• _Task details_:
Are you able to quote each entry exactly as written?

• _Information provided_:
____
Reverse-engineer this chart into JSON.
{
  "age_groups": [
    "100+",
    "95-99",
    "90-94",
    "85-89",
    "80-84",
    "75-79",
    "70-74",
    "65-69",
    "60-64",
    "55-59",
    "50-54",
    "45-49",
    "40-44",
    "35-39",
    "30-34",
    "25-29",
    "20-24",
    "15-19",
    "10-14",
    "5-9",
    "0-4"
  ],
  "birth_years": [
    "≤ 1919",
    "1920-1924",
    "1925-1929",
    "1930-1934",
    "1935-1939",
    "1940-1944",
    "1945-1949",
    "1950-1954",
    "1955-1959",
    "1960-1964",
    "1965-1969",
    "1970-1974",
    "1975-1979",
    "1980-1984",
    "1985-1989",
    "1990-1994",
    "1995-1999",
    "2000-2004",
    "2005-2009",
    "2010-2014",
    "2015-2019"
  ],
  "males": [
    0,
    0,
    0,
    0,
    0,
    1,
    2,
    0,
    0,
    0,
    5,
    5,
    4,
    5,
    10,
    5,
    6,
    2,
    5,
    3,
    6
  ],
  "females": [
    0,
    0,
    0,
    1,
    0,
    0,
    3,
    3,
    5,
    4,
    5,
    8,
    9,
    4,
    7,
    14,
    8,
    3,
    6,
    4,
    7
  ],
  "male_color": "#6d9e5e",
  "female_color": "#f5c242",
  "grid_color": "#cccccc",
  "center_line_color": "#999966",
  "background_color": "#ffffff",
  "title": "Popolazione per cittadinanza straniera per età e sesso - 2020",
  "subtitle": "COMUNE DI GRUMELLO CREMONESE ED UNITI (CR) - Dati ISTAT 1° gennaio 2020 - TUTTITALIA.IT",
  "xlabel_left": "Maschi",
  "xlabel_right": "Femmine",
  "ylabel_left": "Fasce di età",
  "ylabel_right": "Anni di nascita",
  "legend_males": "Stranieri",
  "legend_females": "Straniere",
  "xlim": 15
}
____
• _Answer below_:
Reverse-engineer this chart into JSON.
{
  "age_groups": [
    "100+",
    "95-99",
    "90-94",
    "85-89",
    "80-84",
    "75-79",
    "70-74",
    "65-69",
    "60-64",
    "55-59",
    "50-54",
    "45-49",
    "40-44",
    "35-39",
    "30-34",
    "25-29",
    "20-24",
    "15-19",
    "10-14",
    "5-9",
    "0-4"
  ],
  "birth_years": [
    "≤ 1919",
    "1920-1924",
    "1925-1929",
    "1930-1934",
    "1935-1939",
    "1940-1944",
    "1945-1949",
    "1950-1954",
    "1955-1959",
    "1960-1964",
    "1965-1969",
    "1970-1974",
    "1975-1979",
    "1980-1984",
    "1985-1989",
    "1990-1994",
    "1995-1999",
    "2000-2004",
    "2005-2009",
    "2010-2014",
    "2015-2019"
  ],
  "males": [
    0,
    0,
    0,
    0,
    0,
    1,
    2,
    0,
    0,
    0,
    5,
    5,
    4,
    5,
    10,
    5,
    6,
    2,
    5,
    3,
    6
  ],
  "females": [
    0,
    0,
    0,
    1,
    0,
    0,
    3,
    3,
    5,
    4,
    5,
    8,
    9,
    4,
    7,
    14,
    8,
    3,
    6,
    4,
    7
  ],
  "male_color": "#6d9e5e",
  "female_color": "#f5c242",
  "grid_color": "#cccccc",
  "center_line_color": "#999966",
  "background_color": "#ffffff",
  "title": "Popolazione per cittadinanza straniera per età e sesso - 2020",
  "subtitle": "COMUNE DI GRUMELLO CREMONESE ED UNITI (CR) - Dati ISTAT 1° gennaio 2020 - TUTTITALIA.IT",
  "xlabel_left": "Maschi",
  "xlabel_right": "Femmine",
  "ylabel_left": "Fasce di età",
  "ylabel_right": "Anni di nascita",
  "legend_males": "Stranieri",
  "legend_females": "Straniere",
  "xlim": 15
}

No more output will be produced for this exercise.